**Description of the task**: Every entry must be repeated exactly. Exclude all pictures.

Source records
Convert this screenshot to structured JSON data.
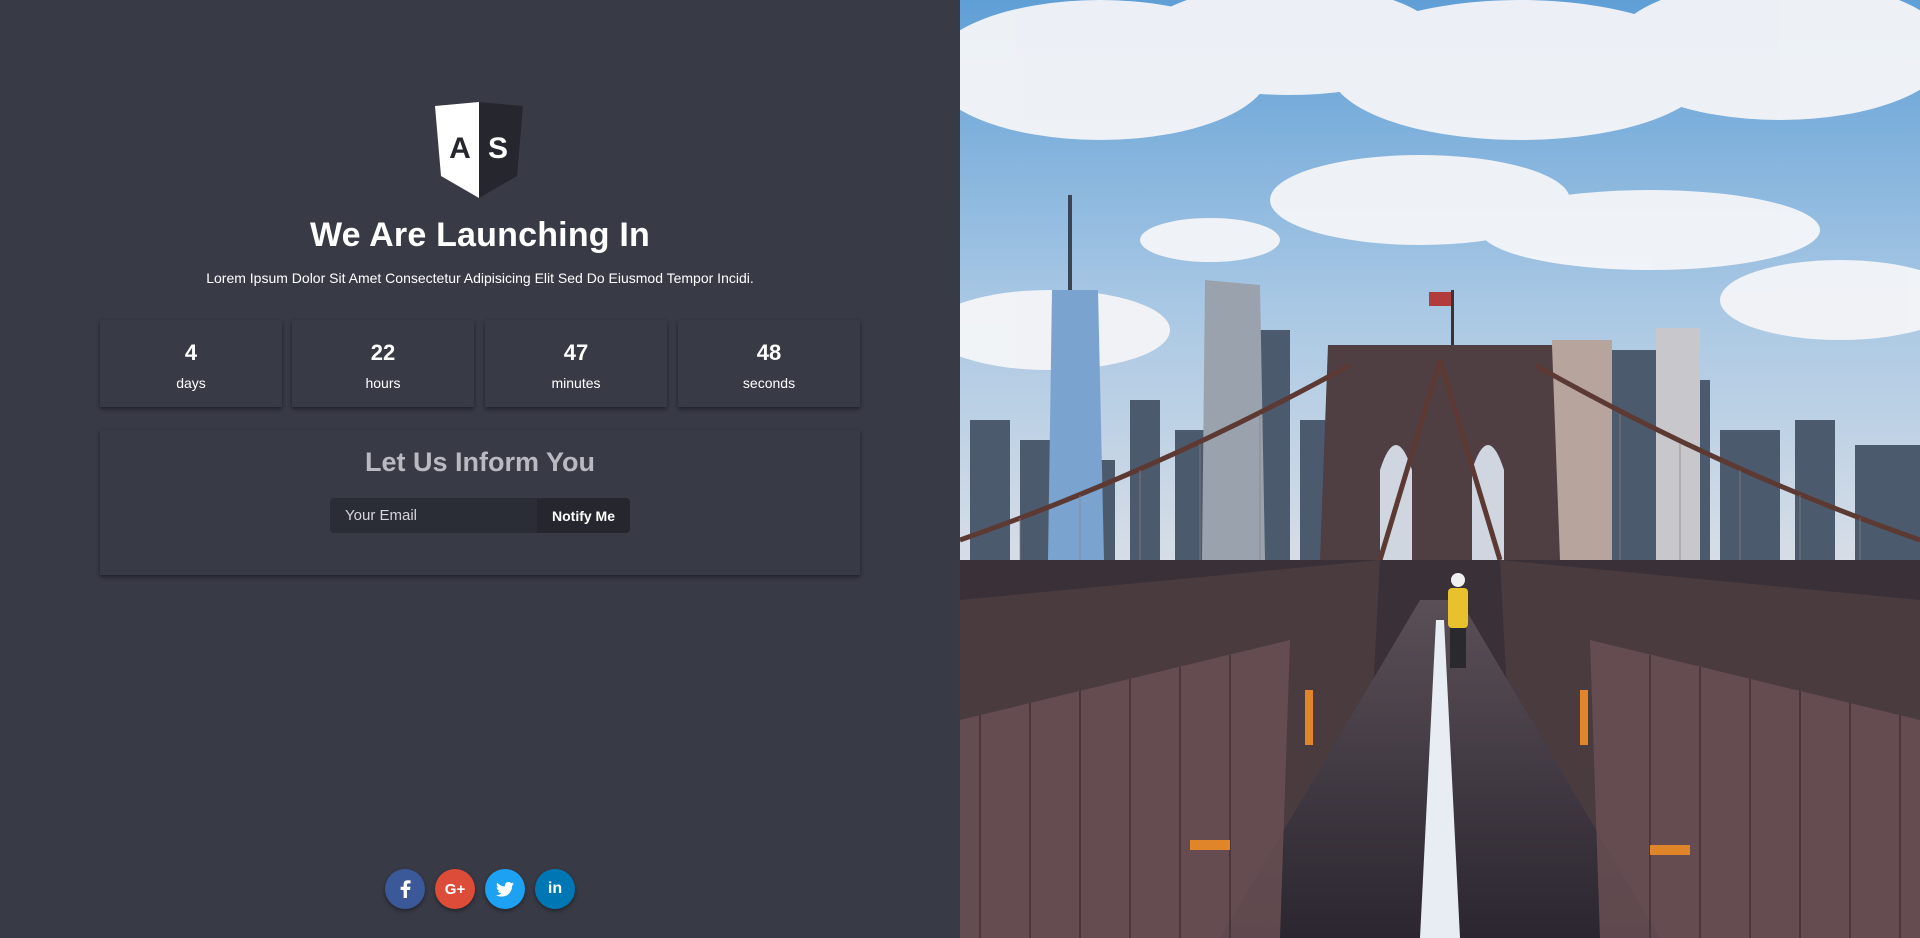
{
  "logo": {
    "letters": [
      "A",
      "S"
    ]
  },
  "hero": {
    "title": "We Are Launching In",
    "subtitle": "Lorem Ipsum Dolor Sit Amet Consectetur Adipisicing Elit Sed Do Eiusmod Tempor Incidi."
  },
  "countdown": [
    {
      "value": "4",
      "label": "days"
    },
    {
      "value": "22",
      "label": "hours"
    },
    {
      "value": "47",
      "label": "minutes"
    },
    {
      "value": "48",
      "label": "seconds"
    }
  ],
  "inform": {
    "title": "Let Us Inform You",
    "email_placeholder": "Your Email",
    "email_value": "",
    "button_label": "Notify Me"
  },
  "social": [
    {
      "name": "facebook",
      "icon": "facebook-icon",
      "color": "#3b5998"
    },
    {
      "name": "google-plus",
      "icon": "google-plus-icon",
      "color": "#dd4b39",
      "text": "G+"
    },
    {
      "name": "twitter",
      "icon": "twitter-icon",
      "color": "#1da1f2"
    },
    {
      "name": "linkedin",
      "icon": "linkedin-icon",
      "color": "#0077b5",
      "text": "in"
    }
  ],
  "colors": {
    "panel_bg": "#383a46",
    "input_bg": "#2b2d36",
    "button_bg": "#25262e",
    "inform_title": "#b9bac1"
  }
}
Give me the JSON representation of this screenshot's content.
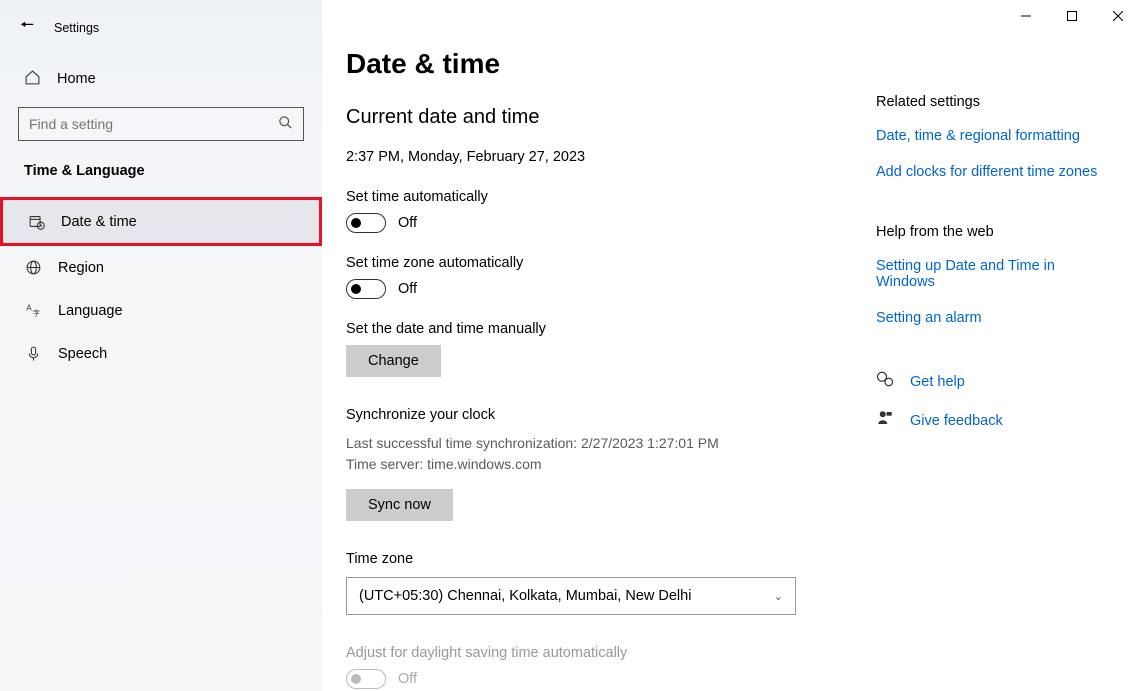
{
  "appTitle": "Settings",
  "sidebar": {
    "home": "Home",
    "searchPlaceholder": "Find a setting",
    "category": "Time & Language",
    "items": [
      {
        "label": "Date & time"
      },
      {
        "label": "Region"
      },
      {
        "label": "Language"
      },
      {
        "label": "Speech"
      }
    ]
  },
  "main": {
    "title": "Date & time",
    "currentHead": "Current date and time",
    "currentValue": "2:37 PM, Monday, February 27, 2023",
    "setTimeAuto": {
      "label": "Set time automatically",
      "state": "Off"
    },
    "setTzAuto": {
      "label": "Set time zone automatically",
      "state": "Off"
    },
    "manual": {
      "label": "Set the date and time manually",
      "button": "Change"
    },
    "sync": {
      "head": "Synchronize your clock",
      "lastSync": "Last successful time synchronization: 2/27/2023 1:27:01 PM",
      "server": "Time server: time.windows.com",
      "button": "Sync now"
    },
    "timezone": {
      "label": "Time zone",
      "value": "(UTC+05:30) Chennai, Kolkata, Mumbai, New Delhi"
    },
    "dst": {
      "label": "Adjust for daylight saving time automatically",
      "state": "Off"
    }
  },
  "rightCol": {
    "relatedHead": "Related settings",
    "relatedLinks": [
      "Date, time & regional formatting",
      "Add clocks for different time zones"
    ],
    "helpHead": "Help from the web",
    "helpLinks": [
      "Setting up Date and Time in Windows",
      "Setting an alarm"
    ],
    "getHelp": "Get help",
    "feedback": "Give feedback"
  }
}
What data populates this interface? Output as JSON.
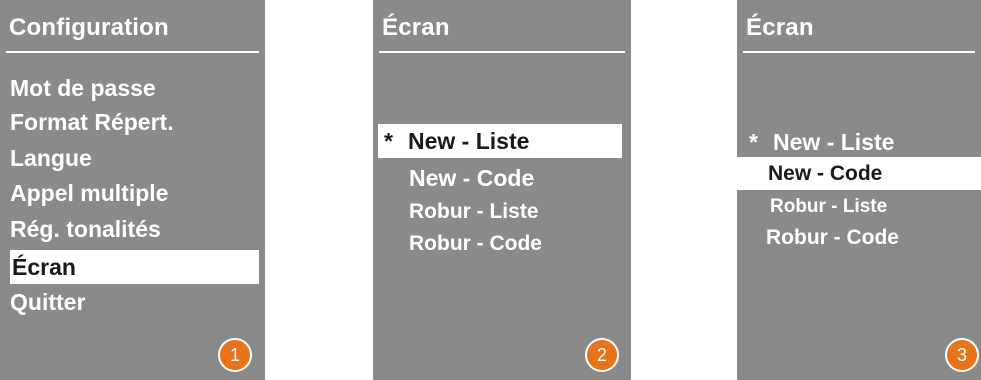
{
  "panels": [
    {
      "title": "Configuration",
      "items": [
        {
          "label": "Mot de passe",
          "star": "",
          "selected": false
        },
        {
          "label": "Format Répert.",
          "star": "",
          "selected": false
        },
        {
          "label": "Langue",
          "star": "",
          "selected": false
        },
        {
          "label": "Appel multiple",
          "star": "",
          "selected": false
        },
        {
          "label": "Rég. tonalités",
          "star": "",
          "selected": false
        },
        {
          "label": "Écran",
          "star": "",
          "selected": true
        },
        {
          "label": "Quitter",
          "star": "",
          "selected": false
        }
      ],
      "step": "1"
    },
    {
      "title": "Écran",
      "items": [
        {
          "label": "New - Liste",
          "star": "*",
          "selected": true
        },
        {
          "label": "New - Code",
          "star": "",
          "selected": false
        },
        {
          "label": "Robur - Liste",
          "star": "",
          "selected": false
        },
        {
          "label": "Robur - Code",
          "star": "",
          "selected": false
        }
      ],
      "step": "2"
    },
    {
      "title": "Écran",
      "items": [
        {
          "label": "New - Liste",
          "star": "*",
          "selected": false
        },
        {
          "label": "New - Code",
          "star": "",
          "selected": true
        },
        {
          "label": "Robur - Liste",
          "star": "",
          "selected": false
        },
        {
          "label": "Robur - Code",
          "star": "",
          "selected": false
        }
      ],
      "step": "3"
    }
  ],
  "colors": {
    "screen_background": "#8a8a8a",
    "text": "#ffffff",
    "highlight_background": "#ffffff",
    "highlight_text": "#1a1a1a",
    "badge": "#e8731a"
  }
}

**Worked solution**:
Convert this screenshot to structured JSON data.
{
  "logo": {
    "letters": [
      "A",
      "S"
    ]
  },
  "hero": {
    "title": "We Are Launching In",
    "subtitle": "Lorem Ipsum Dolor Sit Amet Consectetur Adipisicing Elit Sed Do Eiusmod Tempor Incidi."
  },
  "countdown": [
    {
      "value": "4",
      "label": "days"
    },
    {
      "value": "22",
      "label": "hours"
    },
    {
      "value": "47",
      "label": "minutes"
    },
    {
      "value": "48",
      "label": "seconds"
    }
  ],
  "inform": {
    "title": "Let Us Inform You",
    "email_placeholder": "Your Email",
    "email_value": "",
    "button_label": "Notify Me"
  },
  "social": [
    {
      "name": "facebook",
      "icon": "facebook-icon",
      "color": "#3b5998"
    },
    {
      "name": "google-plus",
      "icon": "google-plus-icon",
      "color": "#dd4b39",
      "text": "G+"
    },
    {
      "name": "twitter",
      "icon": "twitter-icon",
      "color": "#1da1f2"
    },
    {
      "name": "linkedin",
      "icon": "linkedin-icon",
      "color": "#0077b5",
      "text": "in"
    }
  ],
  "colors": {
    "panel_bg": "#383a46",
    "input_bg": "#2b2d36",
    "button_bg": "#25262e",
    "inform_title": "#b9bac1"
  }
}
Give me the JSON representation of this screenshot's content.
{
  "appTitle": "Settings",
  "sidebar": {
    "home": "Home",
    "searchPlaceholder": "Find a setting",
    "category": "Time & Language",
    "items": [
      {
        "label": "Date & time"
      },
      {
        "label": "Region"
      },
      {
        "label": "Language"
      },
      {
        "label": "Speech"
      }
    ]
  },
  "main": {
    "title": "Date & time",
    "currentHead": "Current date and time",
    "currentValue": "2:37 PM, Monday, February 27, 2023",
    "setTimeAuto": {
      "label": "Set time automatically",
      "state": "Off"
    },
    "setTzAuto": {
      "label": "Set time zone automatically",
      "state": "Off"
    },
    "manual": {
      "label": "Set the date and time manually",
      "button": "Change"
    },
    "sync": {
      "head": "Synchronize your clock",
      "lastSync": "Last successful time synchronization: 2/27/2023 1:27:01 PM",
      "server": "Time server: time.windows.com",
      "button": "Sync now"
    },
    "timezone": {
      "label": "Time zone",
      "value": "(UTC+05:30) Chennai, Kolkata, Mumbai, New Delhi"
    },
    "dst": {
      "label": "Adjust for daylight saving time automatically",
      "state": "Off"
    }
  },
  "rightCol": {
    "relatedHead": "Related settings",
    "relatedLinks": [
      "Date, time & regional formatting",
      "Add clocks for different time zones"
    ],
    "helpHead": "Help from the web",
    "helpLinks": [
      "Setting up Date and Time in Windows",
      "Setting an alarm"
    ],
    "getHelp": "Get help",
    "feedback": "Give feedback"
  }
}
What data populates this interface? Output as JSON.
{
  "panels": [
    {
      "title": "Configuration",
      "items": [
        {
          "label": "Mot de passe",
          "star": "",
          "selected": false
        },
        {
          "label": "Format Répert.",
          "star": "",
          "selected": false
        },
        {
          "label": "Langue",
          "star": "",
          "selected": false
        },
        {
          "label": "Appel multiple",
          "star": "",
          "selected": false
        },
        {
          "label": "Rég. tonalités",
          "star": "",
          "selected": false
        },
        {
          "label": "Écran",
          "star": "",
          "selected": true
        },
        {
          "label": "Quitter",
          "star": "",
          "selected": false
        }
      ],
      "step": "1"
    },
    {
      "title": "Écran",
      "items": [
        {
          "label": "New - Liste",
          "star": "*",
          "selected": true
        },
        {
          "label": "New - Code",
          "star": "",
          "selected": false
        },
        {
          "label": "Robur - Liste",
          "star": "",
          "selected": false
        },
        {
          "label": "Robur - Code",
          "star": "",
          "selected": false
        }
      ],
      "step": "2"
    },
    {
      "title": "Écran",
      "items": [
        {
          "label": "New - Liste",
          "star": "*",
          "selected": false
        },
        {
          "label": "New - Code",
          "star": "",
          "selected": true
        },
        {
          "label": "Robur - Liste",
          "star": "",
          "selected": false
        },
        {
          "label": "Robur - Code",
          "star": "",
          "selected": false
        }
      ],
      "step": "3"
    }
  ],
  "colors": {
    "screen_background": "#8a8a8a",
    "text": "#ffffff",
    "highlight_background": "#ffffff",
    "highlight_text": "#1a1a1a",
    "badge": "#e8731a"
  }
}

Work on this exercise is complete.